EXERCISE DETAILS: Repeat every line below exactly as it reads.

[Items from a figure collection]
* * *

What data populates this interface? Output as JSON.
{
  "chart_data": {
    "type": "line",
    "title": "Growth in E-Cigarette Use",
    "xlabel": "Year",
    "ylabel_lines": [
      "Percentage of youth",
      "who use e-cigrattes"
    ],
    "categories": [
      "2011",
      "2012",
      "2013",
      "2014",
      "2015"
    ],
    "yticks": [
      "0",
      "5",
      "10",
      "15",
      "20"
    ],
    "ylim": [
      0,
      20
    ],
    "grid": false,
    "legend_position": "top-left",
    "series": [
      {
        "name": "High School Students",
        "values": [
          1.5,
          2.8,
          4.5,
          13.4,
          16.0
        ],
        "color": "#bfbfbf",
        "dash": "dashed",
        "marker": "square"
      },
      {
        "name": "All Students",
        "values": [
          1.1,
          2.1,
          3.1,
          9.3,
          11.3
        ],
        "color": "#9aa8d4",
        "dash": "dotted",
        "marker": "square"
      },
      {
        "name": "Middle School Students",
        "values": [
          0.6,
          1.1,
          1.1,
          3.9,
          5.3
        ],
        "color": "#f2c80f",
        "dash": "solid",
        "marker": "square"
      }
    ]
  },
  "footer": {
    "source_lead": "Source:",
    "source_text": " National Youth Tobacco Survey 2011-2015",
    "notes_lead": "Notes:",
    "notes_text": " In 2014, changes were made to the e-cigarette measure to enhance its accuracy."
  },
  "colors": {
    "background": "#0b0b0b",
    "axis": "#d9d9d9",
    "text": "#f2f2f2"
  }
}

* * *

IN RESPONSE:
What data populates this interface? Output as JSON.
{
  "chart_data": {
    "type": "line",
    "title": "Growth in E-Cigarette Use",
    "xlabel": "Year",
    "ylabel_lines": [
      "Percentage of youth",
      "who use e-cigrattes"
    ],
    "categories": [
      "2011",
      "2012",
      "2013",
      "2014",
      "2015"
    ],
    "yticks": [
      "0",
      "5",
      "10",
      "15",
      "20"
    ],
    "ylim": [
      0,
      20
    ],
    "grid": false,
    "legend_position": "top-left",
    "series": [
      {
        "name": "High School Students",
        "values": [
          1.5,
          2.8,
          4.5,
          13.4,
          16.0
        ],
        "color": "#bfbfbf",
        "dash": "dashed",
        "marker": "square"
      },
      {
        "name": "All Students",
        "values": [
          1.1,
          2.1,
          3.1,
          9.3,
          11.3
        ],
        "color": "#9aa8d4",
        "dash": "dotted",
        "marker": "square"
      },
      {
        "name": "Middle School Students",
        "values": [
          0.6,
          1.1,
          1.1,
          3.9,
          5.3
        ],
        "color": "#f2c80f",
        "dash": "solid",
        "marker": "square"
      }
    ]
  },
  "footer": {
    "source_lead": "Source:",
    "source_text": " National Youth Tobacco Survey 2011-2015",
    "notes_lead": "Notes:",
    "notes_text": " In 2014, changes were made to the e-cigarette measure to enhance its accuracy."
  },
  "colors": {
    "background": "#0b0b0b",
    "axis": "#d9d9d9",
    "text": "#f2f2f2"
  }
}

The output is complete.